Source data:
• • • •

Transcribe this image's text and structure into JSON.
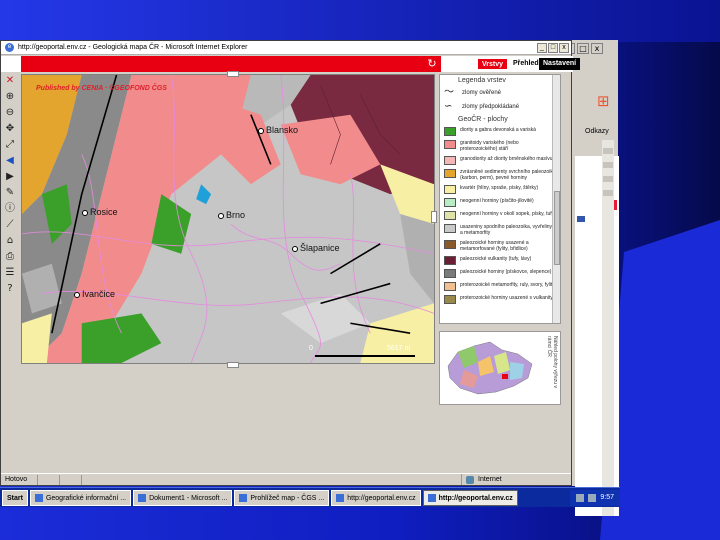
{
  "window": {
    "title": "http://geoportal.env.cz - Geologická mapa ČR - Microsoft Internet Explorer",
    "controls": [
      "_",
      "□",
      "x"
    ],
    "status_left": "Hotovo",
    "status_zone": "Internet"
  },
  "background_window": {
    "controls": [
      "_",
      "□",
      "x"
    ],
    "links_label": "Odkazy"
  },
  "app_header": {
    "refresh_icon": "refresh-icon",
    "btn_layers": "Vrstvy",
    "btn_overview": "Přehled",
    "btn_settings": "Nastavení",
    "colors": {
      "header_red": "#e80012"
    }
  },
  "toolbar": {
    "tools": [
      "close-icon",
      "zoom-in-icon",
      "zoom-out-icon",
      "pan-icon",
      "full-extent-icon",
      "back-icon",
      "forward-icon",
      "identify-icon",
      "info-icon",
      "measure-icon",
      "select-icon",
      "print-icon",
      "legend-icon",
      "help-icon"
    ]
  },
  "map": {
    "credit": "Published by CENIA · ©GEOFOND ČGS",
    "cities": {
      "brno": "Brno",
      "rosice": "Rosice",
      "slapanice": "Šlapanice",
      "blansko": "Blansko",
      "ivancice": "Ivančice"
    },
    "scale_start": "0",
    "scale_end": "5617 m"
  },
  "legend": {
    "heading": "Legenda vrstev",
    "line_items": [
      "zlomy ověřené",
      "zlomy předpokládané"
    ],
    "area_heading": "GeoČR - plochy",
    "items": [
      {
        "color": "#3aa02a",
        "label": "diority a gabra devonská a variská"
      },
      {
        "color": "#f28c8c",
        "label": "granitoidy variského (nebo proterozoického) stáří"
      },
      {
        "color": "#f5b6b6",
        "label": "granodiority až diority brněnského masívu"
      },
      {
        "color": "#e3a52e",
        "label": "zvrásněné sedimenty svrchního paleozoika (karbon, perm), pevné horniny"
      },
      {
        "color": "#f7efa3",
        "label": "kvartér (hlíny, spraše, písky, štěrky)"
      },
      {
        "color": "#b7ecc4",
        "label": "neogenní horniny (písčito-jílovité)"
      },
      {
        "color": "#dfe3a8",
        "label": "neogenní horniny v okolí sopek, písky, tufy"
      },
      {
        "color": "#c9c9c9",
        "label": "usazeniny spodního paleozoika, vyvřeliny a metamorfity"
      },
      {
        "color": "#8b5a2b",
        "label": "paleozoické horniny usazené a metamorfované (fylity, břidlice)"
      },
      {
        "color": "#6b1f35",
        "label": "paleozoické vulkanity (tufy, lávy)"
      },
      {
        "color": "#7a7a7a",
        "label": "paleozoické horniny (pískovce, slepence)"
      },
      {
        "color": "#f0c090",
        "label": "proterozoické metamorfity, ruly, svory, fylity"
      },
      {
        "color": "#9a8a4a",
        "label": "proterozoické horniny usazené s vulkanity"
      }
    ]
  },
  "overview": {
    "side_text": "Náhled polohy výřezu v rámci ČR"
  },
  "taskbar": {
    "start": "Start",
    "items": [
      "Geografické informační ...",
      "Dokument1 - Microsoft ...",
      "Prohlížeč map - ČGS ...",
      "http://geoportal.env.cz",
      "http://geoportal.env.cz"
    ],
    "active_index": 4,
    "clock": "9:57"
  }
}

• • • •

Task description: Select all lines with the word "diority" from the entries above.

Exercise solution:
        "label": "diority a gabra devonská a variská"
        "label": "granodiority až diority brněnského masívu"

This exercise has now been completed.